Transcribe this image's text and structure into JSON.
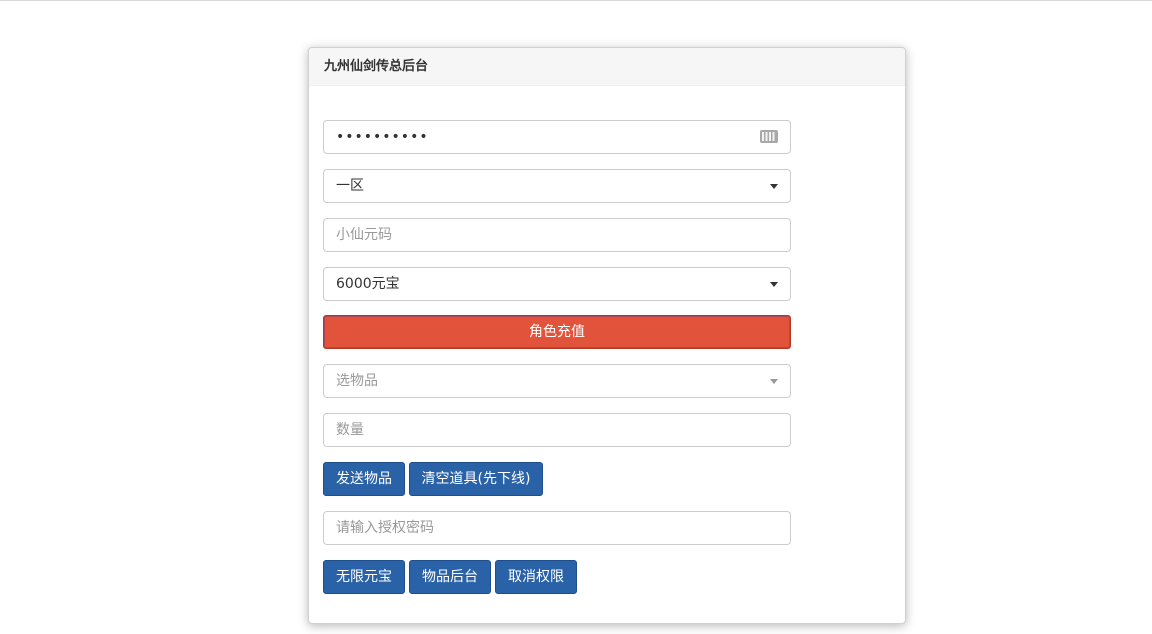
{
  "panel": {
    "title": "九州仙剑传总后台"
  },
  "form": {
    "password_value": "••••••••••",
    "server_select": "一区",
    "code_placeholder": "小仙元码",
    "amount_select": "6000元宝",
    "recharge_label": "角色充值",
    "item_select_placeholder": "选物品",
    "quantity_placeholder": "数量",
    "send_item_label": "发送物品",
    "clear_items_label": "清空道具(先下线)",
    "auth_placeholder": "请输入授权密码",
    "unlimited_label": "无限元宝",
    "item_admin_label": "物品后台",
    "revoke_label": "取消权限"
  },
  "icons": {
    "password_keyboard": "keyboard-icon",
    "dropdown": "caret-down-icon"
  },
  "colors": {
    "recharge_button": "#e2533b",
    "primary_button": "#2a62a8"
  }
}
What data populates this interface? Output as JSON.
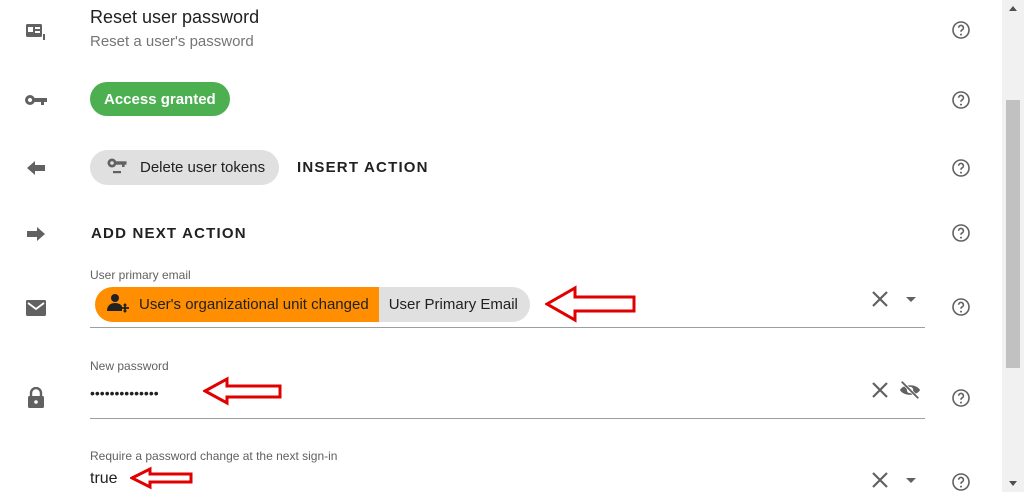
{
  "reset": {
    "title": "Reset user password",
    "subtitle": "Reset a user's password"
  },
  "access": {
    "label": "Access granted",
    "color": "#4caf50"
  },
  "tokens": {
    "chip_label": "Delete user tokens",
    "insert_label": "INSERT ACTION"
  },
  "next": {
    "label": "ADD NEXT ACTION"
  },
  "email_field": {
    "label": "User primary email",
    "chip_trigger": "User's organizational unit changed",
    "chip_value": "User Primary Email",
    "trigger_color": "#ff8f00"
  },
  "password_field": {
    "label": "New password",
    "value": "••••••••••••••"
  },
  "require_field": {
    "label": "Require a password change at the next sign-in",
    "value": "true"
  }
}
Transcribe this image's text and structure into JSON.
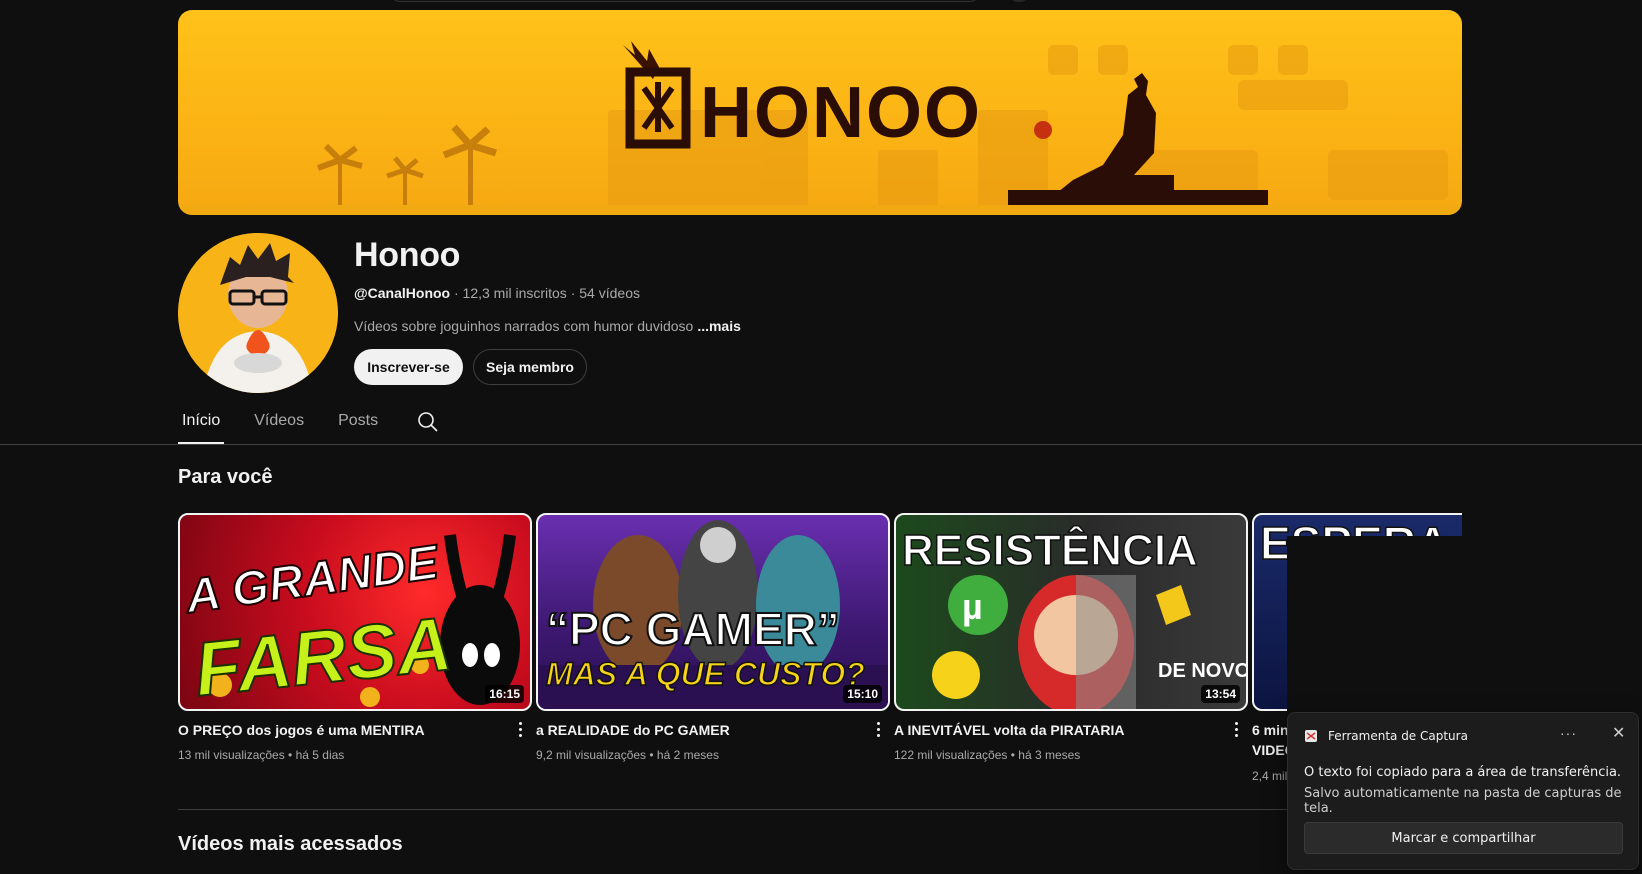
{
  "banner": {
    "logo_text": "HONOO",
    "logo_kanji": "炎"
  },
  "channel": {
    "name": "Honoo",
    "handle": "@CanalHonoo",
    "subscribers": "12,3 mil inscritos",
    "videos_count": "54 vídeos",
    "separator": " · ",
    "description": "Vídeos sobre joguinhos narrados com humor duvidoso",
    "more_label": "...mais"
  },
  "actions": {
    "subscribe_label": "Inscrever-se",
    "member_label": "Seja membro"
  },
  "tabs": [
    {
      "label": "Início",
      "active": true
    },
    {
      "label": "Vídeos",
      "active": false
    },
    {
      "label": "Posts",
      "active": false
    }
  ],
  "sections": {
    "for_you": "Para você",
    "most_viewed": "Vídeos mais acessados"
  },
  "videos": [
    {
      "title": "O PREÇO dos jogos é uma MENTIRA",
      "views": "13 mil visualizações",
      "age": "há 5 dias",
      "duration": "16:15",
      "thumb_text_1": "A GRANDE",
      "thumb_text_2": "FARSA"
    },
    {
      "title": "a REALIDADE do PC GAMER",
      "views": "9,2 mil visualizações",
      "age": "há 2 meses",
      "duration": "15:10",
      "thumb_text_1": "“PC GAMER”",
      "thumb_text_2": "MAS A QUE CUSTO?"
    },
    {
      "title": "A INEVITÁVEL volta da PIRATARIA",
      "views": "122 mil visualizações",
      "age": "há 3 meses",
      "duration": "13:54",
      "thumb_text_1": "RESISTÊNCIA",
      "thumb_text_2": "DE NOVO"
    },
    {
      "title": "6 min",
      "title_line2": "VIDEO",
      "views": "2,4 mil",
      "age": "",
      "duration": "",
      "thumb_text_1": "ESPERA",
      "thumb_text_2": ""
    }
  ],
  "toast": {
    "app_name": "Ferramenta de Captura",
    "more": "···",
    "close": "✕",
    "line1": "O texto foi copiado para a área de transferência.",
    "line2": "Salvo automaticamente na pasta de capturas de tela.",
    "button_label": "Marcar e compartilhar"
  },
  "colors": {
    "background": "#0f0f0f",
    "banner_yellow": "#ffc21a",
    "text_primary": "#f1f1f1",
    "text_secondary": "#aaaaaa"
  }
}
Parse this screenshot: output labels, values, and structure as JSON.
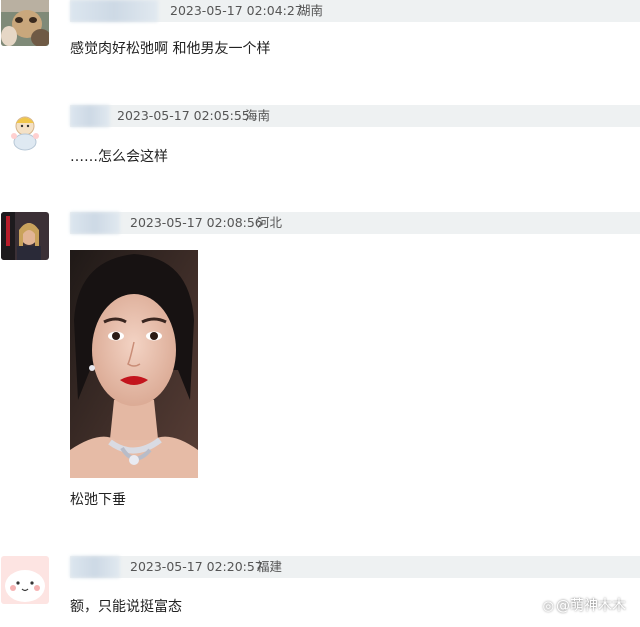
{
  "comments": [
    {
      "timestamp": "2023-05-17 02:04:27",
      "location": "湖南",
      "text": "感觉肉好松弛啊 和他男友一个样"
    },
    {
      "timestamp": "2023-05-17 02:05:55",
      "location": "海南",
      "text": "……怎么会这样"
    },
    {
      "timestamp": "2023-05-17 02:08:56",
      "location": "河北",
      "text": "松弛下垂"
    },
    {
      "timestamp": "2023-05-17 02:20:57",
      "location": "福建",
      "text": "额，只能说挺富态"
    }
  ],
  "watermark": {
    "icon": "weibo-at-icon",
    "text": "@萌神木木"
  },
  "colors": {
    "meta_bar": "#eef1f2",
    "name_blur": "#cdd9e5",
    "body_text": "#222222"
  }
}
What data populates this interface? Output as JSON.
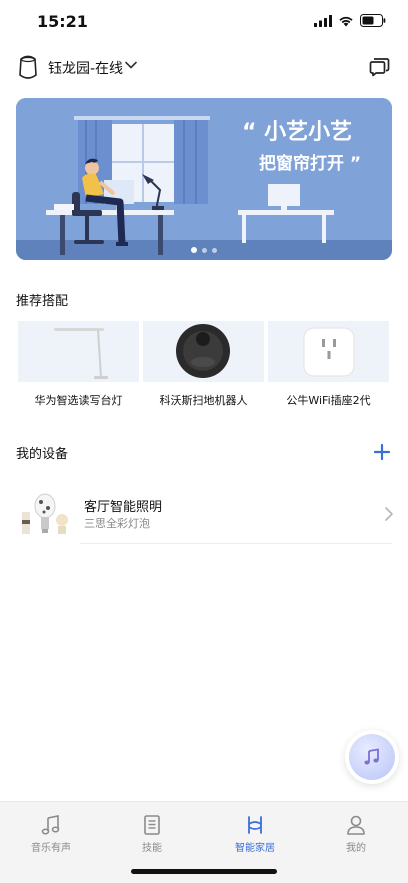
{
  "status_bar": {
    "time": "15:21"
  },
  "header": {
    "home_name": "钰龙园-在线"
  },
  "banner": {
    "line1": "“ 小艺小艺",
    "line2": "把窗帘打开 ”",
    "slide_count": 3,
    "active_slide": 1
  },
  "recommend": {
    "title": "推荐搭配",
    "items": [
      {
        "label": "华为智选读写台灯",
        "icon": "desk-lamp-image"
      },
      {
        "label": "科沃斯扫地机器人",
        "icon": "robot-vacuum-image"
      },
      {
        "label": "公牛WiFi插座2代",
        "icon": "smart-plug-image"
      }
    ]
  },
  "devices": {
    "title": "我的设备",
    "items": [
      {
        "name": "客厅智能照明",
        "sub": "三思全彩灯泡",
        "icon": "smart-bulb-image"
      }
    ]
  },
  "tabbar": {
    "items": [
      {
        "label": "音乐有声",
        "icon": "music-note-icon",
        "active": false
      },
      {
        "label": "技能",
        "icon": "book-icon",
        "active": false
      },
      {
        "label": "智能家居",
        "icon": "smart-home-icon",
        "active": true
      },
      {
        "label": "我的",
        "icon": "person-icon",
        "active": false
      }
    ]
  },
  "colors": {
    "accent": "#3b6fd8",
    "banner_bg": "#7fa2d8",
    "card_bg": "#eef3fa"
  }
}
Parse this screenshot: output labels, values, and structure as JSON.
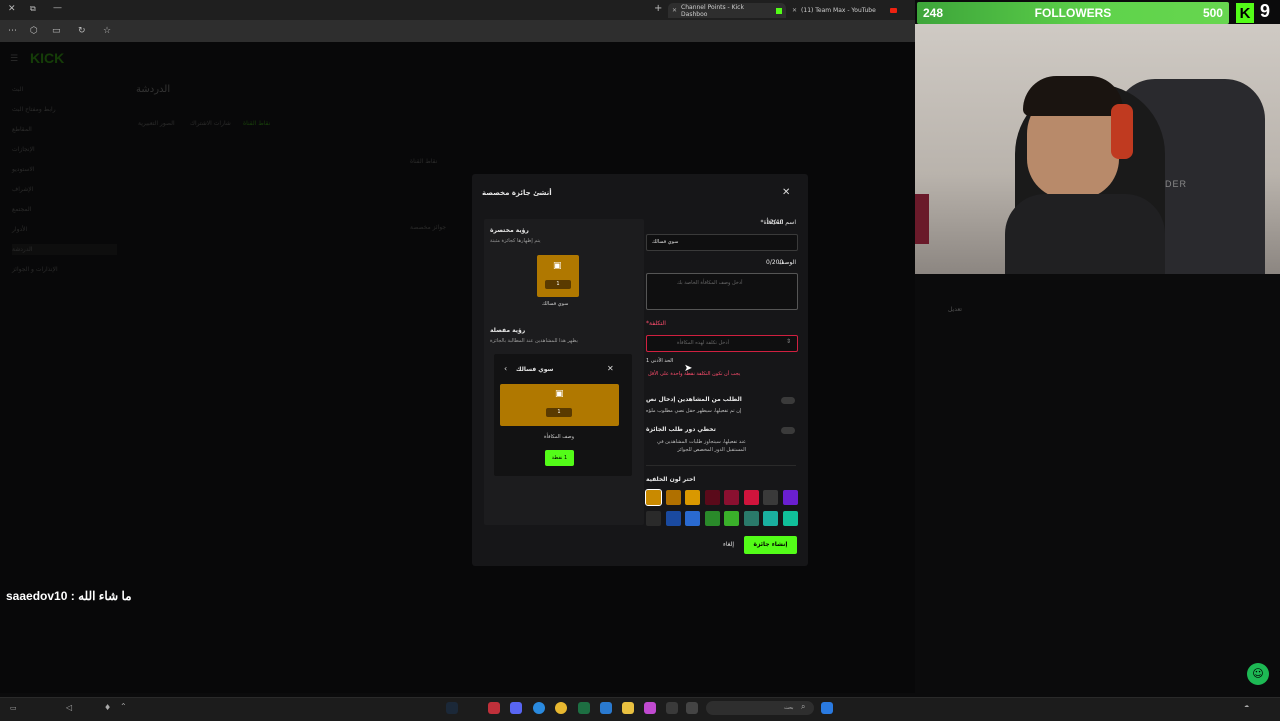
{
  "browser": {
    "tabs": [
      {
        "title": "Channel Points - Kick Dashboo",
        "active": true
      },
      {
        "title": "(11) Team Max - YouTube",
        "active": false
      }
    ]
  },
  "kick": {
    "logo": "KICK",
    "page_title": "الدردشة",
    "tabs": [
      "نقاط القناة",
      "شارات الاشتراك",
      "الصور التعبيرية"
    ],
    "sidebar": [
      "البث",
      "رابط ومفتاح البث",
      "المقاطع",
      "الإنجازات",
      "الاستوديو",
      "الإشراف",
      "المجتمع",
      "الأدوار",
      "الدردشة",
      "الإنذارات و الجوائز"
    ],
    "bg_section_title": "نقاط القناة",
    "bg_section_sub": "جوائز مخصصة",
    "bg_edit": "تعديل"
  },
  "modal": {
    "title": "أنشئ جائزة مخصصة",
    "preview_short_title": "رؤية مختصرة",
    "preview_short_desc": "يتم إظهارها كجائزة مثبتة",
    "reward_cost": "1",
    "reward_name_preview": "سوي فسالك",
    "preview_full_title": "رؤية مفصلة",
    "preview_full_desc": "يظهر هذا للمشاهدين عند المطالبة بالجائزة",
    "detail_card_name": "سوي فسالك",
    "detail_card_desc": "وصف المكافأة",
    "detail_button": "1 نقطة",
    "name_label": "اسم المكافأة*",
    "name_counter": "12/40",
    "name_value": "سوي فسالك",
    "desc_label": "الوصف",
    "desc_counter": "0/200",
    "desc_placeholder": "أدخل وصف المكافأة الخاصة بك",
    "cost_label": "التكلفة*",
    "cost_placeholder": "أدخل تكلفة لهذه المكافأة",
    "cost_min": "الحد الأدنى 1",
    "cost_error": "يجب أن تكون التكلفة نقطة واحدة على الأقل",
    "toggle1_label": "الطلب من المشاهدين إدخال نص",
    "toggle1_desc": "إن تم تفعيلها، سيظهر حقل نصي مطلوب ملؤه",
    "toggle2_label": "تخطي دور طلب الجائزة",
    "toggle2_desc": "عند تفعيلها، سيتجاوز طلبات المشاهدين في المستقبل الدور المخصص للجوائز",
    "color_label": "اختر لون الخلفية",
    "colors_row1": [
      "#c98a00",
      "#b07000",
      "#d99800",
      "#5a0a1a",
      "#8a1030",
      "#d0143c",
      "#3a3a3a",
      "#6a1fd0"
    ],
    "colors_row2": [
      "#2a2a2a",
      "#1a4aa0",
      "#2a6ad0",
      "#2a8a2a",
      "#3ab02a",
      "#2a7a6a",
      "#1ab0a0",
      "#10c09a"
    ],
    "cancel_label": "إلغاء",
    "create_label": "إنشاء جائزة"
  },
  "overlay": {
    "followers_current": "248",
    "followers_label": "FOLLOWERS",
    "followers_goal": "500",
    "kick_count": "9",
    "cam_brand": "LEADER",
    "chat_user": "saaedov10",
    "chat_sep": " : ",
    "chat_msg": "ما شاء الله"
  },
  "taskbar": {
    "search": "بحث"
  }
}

--*--

**Exercise details**
Look over the listing above. Pick out and copy every line that includes "نقطة".

**Answer**
    "detail_button": "1 نقطة",
    "cost_error": "يجب أن تكون التكلفة نقطة واحدة على الأقل",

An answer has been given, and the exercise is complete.